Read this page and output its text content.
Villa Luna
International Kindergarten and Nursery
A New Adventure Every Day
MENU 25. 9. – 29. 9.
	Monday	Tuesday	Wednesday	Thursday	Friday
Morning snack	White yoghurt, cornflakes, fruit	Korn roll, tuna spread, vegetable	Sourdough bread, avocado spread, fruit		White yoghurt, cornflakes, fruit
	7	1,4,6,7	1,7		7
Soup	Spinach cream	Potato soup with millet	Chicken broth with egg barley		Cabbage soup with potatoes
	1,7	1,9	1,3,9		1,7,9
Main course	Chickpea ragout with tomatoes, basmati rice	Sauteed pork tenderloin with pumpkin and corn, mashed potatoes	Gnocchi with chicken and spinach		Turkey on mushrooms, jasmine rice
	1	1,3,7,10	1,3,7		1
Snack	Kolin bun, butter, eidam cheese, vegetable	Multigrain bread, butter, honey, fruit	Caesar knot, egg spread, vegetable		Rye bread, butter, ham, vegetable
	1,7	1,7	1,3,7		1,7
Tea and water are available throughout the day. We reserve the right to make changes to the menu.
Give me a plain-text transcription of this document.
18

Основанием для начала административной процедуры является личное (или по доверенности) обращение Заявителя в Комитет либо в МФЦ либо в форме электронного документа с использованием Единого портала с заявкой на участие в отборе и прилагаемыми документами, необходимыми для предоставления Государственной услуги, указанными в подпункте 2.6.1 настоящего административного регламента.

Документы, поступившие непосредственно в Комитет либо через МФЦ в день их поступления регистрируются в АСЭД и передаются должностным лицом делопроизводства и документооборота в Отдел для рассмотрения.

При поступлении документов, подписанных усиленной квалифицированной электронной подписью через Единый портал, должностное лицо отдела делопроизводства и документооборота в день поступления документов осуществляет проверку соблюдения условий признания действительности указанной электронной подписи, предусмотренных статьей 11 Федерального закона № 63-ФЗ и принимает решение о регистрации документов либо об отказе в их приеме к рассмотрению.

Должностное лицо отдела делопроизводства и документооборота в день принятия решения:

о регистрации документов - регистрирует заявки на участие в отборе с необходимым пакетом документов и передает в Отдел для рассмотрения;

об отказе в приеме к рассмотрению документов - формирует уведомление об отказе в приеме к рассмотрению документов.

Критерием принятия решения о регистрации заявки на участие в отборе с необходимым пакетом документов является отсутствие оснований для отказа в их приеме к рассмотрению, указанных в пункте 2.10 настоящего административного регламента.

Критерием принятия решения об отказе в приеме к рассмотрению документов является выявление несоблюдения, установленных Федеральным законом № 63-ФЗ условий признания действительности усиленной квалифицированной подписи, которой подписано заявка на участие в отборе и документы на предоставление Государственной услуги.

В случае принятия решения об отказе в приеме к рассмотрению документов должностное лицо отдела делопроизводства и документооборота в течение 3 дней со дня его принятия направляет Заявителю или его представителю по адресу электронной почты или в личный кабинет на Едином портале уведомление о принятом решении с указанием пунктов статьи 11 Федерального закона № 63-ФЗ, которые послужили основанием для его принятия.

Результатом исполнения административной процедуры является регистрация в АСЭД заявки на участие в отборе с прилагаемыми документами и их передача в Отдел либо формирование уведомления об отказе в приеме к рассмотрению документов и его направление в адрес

## [GIVEN EXERCISE]
Recopy the entries above in their entirety, exactly.

## [COMPLETE ANSWER]
Read this page and output its text content.
Villa Luna
International Kindergarten and Nursery
A New Adventure Every Day
MENU 25. 9. – 29. 9.
	Monday	Tuesday	Wednesday	Thursday	Friday
Morning snack	White yoghurt, cornflakes, fruit	Korn roll, tuna spread, vegetable	Sourdough bread, avocado spread, fruit		White yoghurt, cornflakes, fruit
	7	1,4,6,7	1,7		7
Soup	Spinach cream	Potato soup with millet	Chicken broth with egg barley		Cabbage soup with potatoes
	1,7	1,9	1,3,9		1,7,9
Main course	Chickpea ragout with tomatoes, basmati rice	Sauteed pork tenderloin with pumpkin and corn, mashed potatoes	Gnocchi with chicken and spinach		Turkey on mushrooms, jasmine rice
	1	1,3,7,10	1,3,7		1
Snack	Kolin bun, butter, eidam cheese, vegetable	Multigrain bread, butter, honey, fruit	Caesar knot, egg spread, vegetable		Rye bread, butter, ham, vegetable
	1,7	1,7	1,3,7		1,7
Tea and water are available throughout the day. We reserve the right to make changes to the menu.
Give me a plain-text transcription of this document.
18

Основанием для начала административной процедуры является личное (или по доверенности) обращение Заявителя в Комитет либо в МФЦ либо в форме электронного документа с использованием Единого портала с заявкой на участие в отборе и прилагаемыми документами, необходимыми для предоставления Государственной услуги, указанными в подпункте 2.6.1 настоящего административного регламента.

Документы, поступившие непосредственно в Комитет либо через МФЦ в день их поступления регистрируются в АСЭД и передаются должностным лицом делопроизводства и документооборота в Отдел для рассмотрения.

При поступлении документов, подписанных усиленной квалифицированной электронной подписью через Единый портал, должностное лицо отдела делопроизводства и документооборота в день поступления документов осуществляет проверку соблюдения условий признания действительности указанной электронной подписи, предусмотренных статьей 11 Федерального закона № 63-ФЗ и принимает решение о регистрации документов либо об отказе в их приеме к рассмотрению.

Должностное лицо отдела делопроизводства и документооборота в день принятия решения:

о регистрации документов - регистрирует заявки на участие в отборе с необходимым пакетом документов и передает в Отдел для рассмотрения;

об отказе в приеме к рассмотрению документов - формирует уведомление об отказе в приеме к рассмотрению документов.

Критерием принятия решения о регистрации заявки на участие в отборе с необходимым пакетом документов является отсутствие оснований для отказа в их приеме к рассмотрению, указанных в пункте 2.10 настоящего административного регламента.

Критерием принятия решения об отказе в приеме к рассмотрению документов является выявление несоблюдения, установленных Федеральным законом № 63-ФЗ условий признания действительности усиленной квалифицированной подписи, которой подписано заявка на участие в отборе и документы на предоставление Государственной услуги.

В случае принятия решения об отказе в приеме к рассмотрению документов должностное лицо отдела делопроизводства и документооборота в течение 3 дней со дня его принятия направляет Заявителю или его представителю по адресу электронной почты или в личный кабинет на Едином портале уведомление о принятом решении с указанием пунктов статьи 11 Федерального закона № 63-ФЗ, которые послужили основанием для его принятия.

Результатом исполнения административной процедуры является регистрация в АСЭД заявки на участие в отборе с прилагаемыми документами и их передача в Отдел либо формирование уведомления об отказе в приеме к рассмотрению документов и его направление в адрес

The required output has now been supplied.